__WHAT IS REQUIRED__
Reproduce each line exactly. Skip none.

╭──

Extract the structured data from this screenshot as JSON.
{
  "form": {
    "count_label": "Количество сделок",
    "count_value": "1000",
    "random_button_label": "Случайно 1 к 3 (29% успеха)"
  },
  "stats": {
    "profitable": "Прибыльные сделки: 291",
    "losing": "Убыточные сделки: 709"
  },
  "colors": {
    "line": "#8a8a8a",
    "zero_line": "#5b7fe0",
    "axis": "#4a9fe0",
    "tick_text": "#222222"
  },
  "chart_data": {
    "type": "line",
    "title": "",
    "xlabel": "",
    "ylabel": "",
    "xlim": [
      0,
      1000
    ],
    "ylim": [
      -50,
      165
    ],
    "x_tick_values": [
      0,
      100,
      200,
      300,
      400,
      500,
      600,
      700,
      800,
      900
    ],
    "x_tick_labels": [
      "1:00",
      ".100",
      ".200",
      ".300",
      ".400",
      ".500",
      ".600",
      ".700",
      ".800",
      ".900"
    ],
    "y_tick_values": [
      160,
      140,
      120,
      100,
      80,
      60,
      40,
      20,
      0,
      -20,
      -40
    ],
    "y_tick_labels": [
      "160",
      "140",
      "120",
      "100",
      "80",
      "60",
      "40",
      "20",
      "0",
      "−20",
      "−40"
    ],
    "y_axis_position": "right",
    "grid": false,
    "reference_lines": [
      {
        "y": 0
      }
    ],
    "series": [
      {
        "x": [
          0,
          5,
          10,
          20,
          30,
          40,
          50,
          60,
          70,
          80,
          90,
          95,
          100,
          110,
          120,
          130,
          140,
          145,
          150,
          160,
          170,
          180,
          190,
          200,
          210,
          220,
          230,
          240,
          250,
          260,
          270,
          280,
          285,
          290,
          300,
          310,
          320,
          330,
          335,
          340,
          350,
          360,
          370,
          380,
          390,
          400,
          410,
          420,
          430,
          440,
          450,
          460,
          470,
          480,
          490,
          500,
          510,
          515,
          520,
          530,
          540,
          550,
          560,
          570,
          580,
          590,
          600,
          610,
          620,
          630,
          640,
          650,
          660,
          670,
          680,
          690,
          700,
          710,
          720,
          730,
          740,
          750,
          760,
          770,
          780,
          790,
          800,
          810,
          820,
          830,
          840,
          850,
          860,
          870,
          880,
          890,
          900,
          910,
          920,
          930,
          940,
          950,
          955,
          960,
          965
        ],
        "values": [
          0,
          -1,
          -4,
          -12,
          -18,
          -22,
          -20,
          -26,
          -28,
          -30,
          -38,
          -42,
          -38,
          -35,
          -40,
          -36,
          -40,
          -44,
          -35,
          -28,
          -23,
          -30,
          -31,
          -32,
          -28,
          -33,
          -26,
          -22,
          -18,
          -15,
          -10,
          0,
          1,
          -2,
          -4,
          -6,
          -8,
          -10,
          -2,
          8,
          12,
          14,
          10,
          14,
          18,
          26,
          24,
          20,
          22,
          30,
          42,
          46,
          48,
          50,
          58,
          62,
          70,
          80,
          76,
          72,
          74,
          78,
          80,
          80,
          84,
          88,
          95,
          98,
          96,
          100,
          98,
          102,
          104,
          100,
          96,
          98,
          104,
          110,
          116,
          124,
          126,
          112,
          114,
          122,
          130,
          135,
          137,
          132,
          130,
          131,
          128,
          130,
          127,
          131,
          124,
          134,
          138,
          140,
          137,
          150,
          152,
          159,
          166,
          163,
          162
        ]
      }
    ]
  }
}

╰──

__EXERCISE RESPONSE__
Extract the structured data from this screenshot as JSON.
{
  "form": {
    "count_label": "Количество сделок",
    "count_value": "1000",
    "random_button_label": "Случайно 1 к 3 (29% успеха)"
  },
  "stats": {
    "profitable": "Прибыльные сделки: 291",
    "losing": "Убыточные сделки: 709"
  },
  "colors": {
    "line": "#8a8a8a",
    "zero_line": "#5b7fe0",
    "axis": "#4a9fe0",
    "tick_text": "#222222"
  },
  "chart_data": {
    "type": "line",
    "title": "",
    "xlabel": "",
    "ylabel": "",
    "xlim": [
      0,
      1000
    ],
    "ylim": [
      -50,
      165
    ],
    "x_tick_values": [
      0,
      100,
      200,
      300,
      400,
      500,
      600,
      700,
      800,
      900
    ],
    "x_tick_labels": [
      "1:00",
      ".100",
      ".200",
      ".300",
      ".400",
      ".500",
      ".600",
      ".700",
      ".800",
      ".900"
    ],
    "y_tick_values": [
      160,
      140,
      120,
      100,
      80,
      60,
      40,
      20,
      0,
      -20,
      -40
    ],
    "y_tick_labels": [
      "160",
      "140",
      "120",
      "100",
      "80",
      "60",
      "40",
      "20",
      "0",
      "−20",
      "−40"
    ],
    "y_axis_position": "right",
    "grid": false,
    "reference_lines": [
      {
        "y": 0
      }
    ],
    "series": [
      {
        "x": [
          0,
          5,
          10,
          20,
          30,
          40,
          50,
          60,
          70,
          80,
          90,
          95,
          100,
          110,
          120,
          130,
          140,
          145,
          150,
          160,
          170,
          180,
          190,
          200,
          210,
          220,
          230,
          240,
          250,
          260,
          270,
          280,
          285,
          290,
          300,
          310,
          320,
          330,
          335,
          340,
          350,
          360,
          370,
          380,
          390,
          400,
          410,
          420,
          430,
          440,
          450,
          460,
          470,
          480,
          490,
          500,
          510,
          515,
          520,
          530,
          540,
          550,
          560,
          570,
          580,
          590,
          600,
          610,
          620,
          630,
          640,
          650,
          660,
          670,
          680,
          690,
          700,
          710,
          720,
          730,
          740,
          750,
          760,
          770,
          780,
          790,
          800,
          810,
          820,
          830,
          840,
          850,
          860,
          870,
          880,
          890,
          900,
          910,
          920,
          930,
          940,
          950,
          955,
          960,
          965
        ],
        "values": [
          0,
          -1,
          -4,
          -12,
          -18,
          -22,
          -20,
          -26,
          -28,
          -30,
          -38,
          -42,
          -38,
          -35,
          -40,
          -36,
          -40,
          -44,
          -35,
          -28,
          -23,
          -30,
          -31,
          -32,
          -28,
          -33,
          -26,
          -22,
          -18,
          -15,
          -10,
          0,
          1,
          -2,
          -4,
          -6,
          -8,
          -10,
          -2,
          8,
          12,
          14,
          10,
          14,
          18,
          26,
          24,
          20,
          22,
          30,
          42,
          46,
          48,
          50,
          58,
          62,
          70,
          80,
          76,
          72,
          74,
          78,
          80,
          80,
          84,
          88,
          95,
          98,
          96,
          100,
          98,
          102,
          104,
          100,
          96,
          98,
          104,
          110,
          116,
          124,
          126,
          112,
          114,
          122,
          130,
          135,
          137,
          132,
          130,
          131,
          128,
          130,
          127,
          131,
          124,
          134,
          138,
          140,
          137,
          150,
          152,
          159,
          166,
          163,
          162
        ]
      }
    ]
  }
}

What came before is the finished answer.